══ The records ══

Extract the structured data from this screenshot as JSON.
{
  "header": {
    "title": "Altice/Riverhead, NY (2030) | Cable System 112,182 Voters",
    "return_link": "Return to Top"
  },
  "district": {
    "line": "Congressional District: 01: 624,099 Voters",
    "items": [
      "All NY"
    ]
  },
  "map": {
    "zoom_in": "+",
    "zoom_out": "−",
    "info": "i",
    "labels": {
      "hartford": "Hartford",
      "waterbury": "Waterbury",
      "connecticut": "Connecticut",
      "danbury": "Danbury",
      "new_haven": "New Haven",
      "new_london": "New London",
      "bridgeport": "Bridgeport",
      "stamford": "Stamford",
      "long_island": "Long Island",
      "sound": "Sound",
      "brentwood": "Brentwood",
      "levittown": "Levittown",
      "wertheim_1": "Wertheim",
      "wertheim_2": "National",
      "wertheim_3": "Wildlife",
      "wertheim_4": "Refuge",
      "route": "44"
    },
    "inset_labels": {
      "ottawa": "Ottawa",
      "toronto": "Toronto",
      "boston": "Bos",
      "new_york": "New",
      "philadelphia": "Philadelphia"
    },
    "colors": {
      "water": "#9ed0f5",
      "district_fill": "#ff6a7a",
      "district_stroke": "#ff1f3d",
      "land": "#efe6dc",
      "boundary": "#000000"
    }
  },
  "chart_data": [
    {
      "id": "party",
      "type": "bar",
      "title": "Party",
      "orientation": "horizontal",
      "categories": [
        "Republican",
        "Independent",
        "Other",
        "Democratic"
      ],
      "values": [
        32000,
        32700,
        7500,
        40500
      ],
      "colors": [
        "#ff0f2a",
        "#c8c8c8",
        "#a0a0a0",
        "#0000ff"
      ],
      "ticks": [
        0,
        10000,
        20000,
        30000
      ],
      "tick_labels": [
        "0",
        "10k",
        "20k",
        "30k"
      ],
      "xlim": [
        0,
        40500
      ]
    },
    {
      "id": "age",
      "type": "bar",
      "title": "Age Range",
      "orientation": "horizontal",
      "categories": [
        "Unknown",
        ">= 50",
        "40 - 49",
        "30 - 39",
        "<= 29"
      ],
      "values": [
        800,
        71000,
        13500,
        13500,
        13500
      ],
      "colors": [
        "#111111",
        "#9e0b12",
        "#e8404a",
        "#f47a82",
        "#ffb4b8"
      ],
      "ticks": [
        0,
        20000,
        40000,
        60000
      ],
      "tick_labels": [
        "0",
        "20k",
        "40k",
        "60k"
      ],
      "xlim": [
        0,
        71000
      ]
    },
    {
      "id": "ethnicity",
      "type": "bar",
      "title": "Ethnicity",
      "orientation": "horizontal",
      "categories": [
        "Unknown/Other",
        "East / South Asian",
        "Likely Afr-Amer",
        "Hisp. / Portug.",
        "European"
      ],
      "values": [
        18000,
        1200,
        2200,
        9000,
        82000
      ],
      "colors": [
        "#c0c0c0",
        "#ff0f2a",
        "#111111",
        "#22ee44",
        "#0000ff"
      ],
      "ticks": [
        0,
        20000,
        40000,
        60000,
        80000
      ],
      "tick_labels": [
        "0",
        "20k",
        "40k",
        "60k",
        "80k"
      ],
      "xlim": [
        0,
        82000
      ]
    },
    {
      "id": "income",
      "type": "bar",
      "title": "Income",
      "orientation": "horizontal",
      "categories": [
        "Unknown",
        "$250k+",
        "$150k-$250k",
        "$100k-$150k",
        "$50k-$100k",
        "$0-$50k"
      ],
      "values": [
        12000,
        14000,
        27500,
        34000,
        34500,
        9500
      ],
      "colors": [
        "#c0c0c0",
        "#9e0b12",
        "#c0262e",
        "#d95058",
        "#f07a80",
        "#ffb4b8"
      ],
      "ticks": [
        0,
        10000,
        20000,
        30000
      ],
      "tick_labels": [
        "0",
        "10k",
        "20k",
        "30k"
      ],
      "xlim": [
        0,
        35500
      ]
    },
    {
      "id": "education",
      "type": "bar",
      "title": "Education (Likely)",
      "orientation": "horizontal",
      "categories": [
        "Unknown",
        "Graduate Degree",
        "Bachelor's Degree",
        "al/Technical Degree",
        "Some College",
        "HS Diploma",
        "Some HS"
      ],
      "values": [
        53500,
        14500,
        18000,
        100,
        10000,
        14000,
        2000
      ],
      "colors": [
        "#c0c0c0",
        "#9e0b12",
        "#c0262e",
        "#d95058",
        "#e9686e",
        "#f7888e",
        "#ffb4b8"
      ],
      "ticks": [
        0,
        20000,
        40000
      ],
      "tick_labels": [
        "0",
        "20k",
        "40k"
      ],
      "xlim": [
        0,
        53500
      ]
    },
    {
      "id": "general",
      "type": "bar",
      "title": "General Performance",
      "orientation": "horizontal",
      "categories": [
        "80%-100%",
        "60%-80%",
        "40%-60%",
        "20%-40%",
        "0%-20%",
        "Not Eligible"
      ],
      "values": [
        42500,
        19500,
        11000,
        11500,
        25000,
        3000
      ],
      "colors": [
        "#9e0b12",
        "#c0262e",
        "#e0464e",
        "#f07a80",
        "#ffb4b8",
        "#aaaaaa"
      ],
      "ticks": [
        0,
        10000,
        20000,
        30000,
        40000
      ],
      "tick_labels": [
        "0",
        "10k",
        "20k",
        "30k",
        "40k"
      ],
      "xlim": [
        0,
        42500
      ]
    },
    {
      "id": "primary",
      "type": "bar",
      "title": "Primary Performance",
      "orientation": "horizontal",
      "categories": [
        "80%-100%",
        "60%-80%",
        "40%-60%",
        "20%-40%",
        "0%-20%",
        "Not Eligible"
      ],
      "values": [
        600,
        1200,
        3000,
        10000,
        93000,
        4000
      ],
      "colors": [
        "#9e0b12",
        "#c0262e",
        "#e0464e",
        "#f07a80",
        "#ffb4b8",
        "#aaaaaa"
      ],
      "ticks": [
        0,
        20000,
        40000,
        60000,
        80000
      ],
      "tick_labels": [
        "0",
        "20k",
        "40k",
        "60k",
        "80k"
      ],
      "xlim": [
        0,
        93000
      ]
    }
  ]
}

═══

• _Stated problem_
Output the listing above exactly as it appears.

• _Written answer_
Extract the structured data from this screenshot as JSON.
{
  "header": {
    "title": "Altice/Riverhead, NY (2030) | Cable System 112,182 Voters",
    "return_link": "Return to Top"
  },
  "district": {
    "line": "Congressional District: 01: 624,099 Voters",
    "items": [
      "All NY"
    ]
  },
  "map": {
    "zoom_in": "+",
    "zoom_out": "−",
    "info": "i",
    "labels": {
      "hartford": "Hartford",
      "waterbury": "Waterbury",
      "connecticut": "Connecticut",
      "danbury": "Danbury",
      "new_haven": "New Haven",
      "new_london": "New London",
      "bridgeport": "Bridgeport",
      "stamford": "Stamford",
      "long_island": "Long Island",
      "sound": "Sound",
      "brentwood": "Brentwood",
      "levittown": "Levittown",
      "wertheim_1": "Wertheim",
      "wertheim_2": "National",
      "wertheim_3": "Wildlife",
      "wertheim_4": "Refuge",
      "route": "44"
    },
    "inset_labels": {
      "ottawa": "Ottawa",
      "toronto": "Toronto",
      "boston": "Bos",
      "new_york": "New",
      "philadelphia": "Philadelphia"
    },
    "colors": {
      "water": "#9ed0f5",
      "district_fill": "#ff6a7a",
      "district_stroke": "#ff1f3d",
      "land": "#efe6dc",
      "boundary": "#000000"
    }
  },
  "chart_data": [
    {
      "id": "party",
      "type": "bar",
      "title": "Party",
      "orientation": "horizontal",
      "categories": [
        "Republican",
        "Independent",
        "Other",
        "Democratic"
      ],
      "values": [
        32000,
        32700,
        7500,
        40500
      ],
      "colors": [
        "#ff0f2a",
        "#c8c8c8",
        "#a0a0a0",
        "#0000ff"
      ],
      "ticks": [
        0,
        10000,
        20000,
        30000
      ],
      "tick_labels": [
        "0",
        "10k",
        "20k",
        "30k"
      ],
      "xlim": [
        0,
        40500
      ]
    },
    {
      "id": "age",
      "type": "bar",
      "title": "Age Range",
      "orientation": "horizontal",
      "categories": [
        "Unknown",
        ">= 50",
        "40 - 49",
        "30 - 39",
        "<= 29"
      ],
      "values": [
        800,
        71000,
        13500,
        13500,
        13500
      ],
      "colors": [
        "#111111",
        "#9e0b12",
        "#e8404a",
        "#f47a82",
        "#ffb4b8"
      ],
      "ticks": [
        0,
        20000,
        40000,
        60000
      ],
      "tick_labels": [
        "0",
        "20k",
        "40k",
        "60k"
      ],
      "xlim": [
        0,
        71000
      ]
    },
    {
      "id": "ethnicity",
      "type": "bar",
      "title": "Ethnicity",
      "orientation": "horizontal",
      "categories": [
        "Unknown/Other",
        "East / South Asian",
        "Likely Afr-Amer",
        "Hisp. / Portug.",
        "European"
      ],
      "values": [
        18000,
        1200,
        2200,
        9000,
        82000
      ],
      "colors": [
        "#c0c0c0",
        "#ff0f2a",
        "#111111",
        "#22ee44",
        "#0000ff"
      ],
      "ticks": [
        0,
        20000,
        40000,
        60000,
        80000
      ],
      "tick_labels": [
        "0",
        "20k",
        "40k",
        "60k",
        "80k"
      ],
      "xlim": [
        0,
        82000
      ]
    },
    {
      "id": "income",
      "type": "bar",
      "title": "Income",
      "orientation": "horizontal",
      "categories": [
        "Unknown",
        "$250k+",
        "$150k-$250k",
        "$100k-$150k",
        "$50k-$100k",
        "$0-$50k"
      ],
      "values": [
        12000,
        14000,
        27500,
        34000,
        34500,
        9500
      ],
      "colors": [
        "#c0c0c0",
        "#9e0b12",
        "#c0262e",
        "#d95058",
        "#f07a80",
        "#ffb4b8"
      ],
      "ticks": [
        0,
        10000,
        20000,
        30000
      ],
      "tick_labels": [
        "0",
        "10k",
        "20k",
        "30k"
      ],
      "xlim": [
        0,
        35500
      ]
    },
    {
      "id": "education",
      "type": "bar",
      "title": "Education (Likely)",
      "orientation": "horizontal",
      "categories": [
        "Unknown",
        "Graduate Degree",
        "Bachelor's Degree",
        "al/Technical Degree",
        "Some College",
        "HS Diploma",
        "Some HS"
      ],
      "values": [
        53500,
        14500,
        18000,
        100,
        10000,
        14000,
        2000
      ],
      "colors": [
        "#c0c0c0",
        "#9e0b12",
        "#c0262e",
        "#d95058",
        "#e9686e",
        "#f7888e",
        "#ffb4b8"
      ],
      "ticks": [
        0,
        20000,
        40000
      ],
      "tick_labels": [
        "0",
        "20k",
        "40k"
      ],
      "xlim": [
        0,
        53500
      ]
    },
    {
      "id": "general",
      "type": "bar",
      "title": "General Performance",
      "orientation": "horizontal",
      "categories": [
        "80%-100%",
        "60%-80%",
        "40%-60%",
        "20%-40%",
        "0%-20%",
        "Not Eligible"
      ],
      "values": [
        42500,
        19500,
        11000,
        11500,
        25000,
        3000
      ],
      "colors": [
        "#9e0b12",
        "#c0262e",
        "#e0464e",
        "#f07a80",
        "#ffb4b8",
        "#aaaaaa"
      ],
      "ticks": [
        0,
        10000,
        20000,
        30000,
        40000
      ],
      "tick_labels": [
        "0",
        "10k",
        "20k",
        "30k",
        "40k"
      ],
      "xlim": [
        0,
        42500
      ]
    },
    {
      "id": "primary",
      "type": "bar",
      "title": "Primary Performance",
      "orientation": "horizontal",
      "categories": [
        "80%-100%",
        "60%-80%",
        "40%-60%",
        "20%-40%",
        "0%-20%",
        "Not Eligible"
      ],
      "values": [
        600,
        1200,
        3000,
        10000,
        93000,
        4000
      ],
      "colors": [
        "#9e0b12",
        "#c0262e",
        "#e0464e",
        "#f07a80",
        "#ffb4b8",
        "#aaaaaa"
      ],
      "ticks": [
        0,
        20000,
        40000,
        60000,
        80000
      ],
      "tick_labels": [
        "0",
        "20k",
        "40k",
        "60k",
        "80k"
      ],
      "xlim": [
        0,
        93000
      ]
    }
  ]
}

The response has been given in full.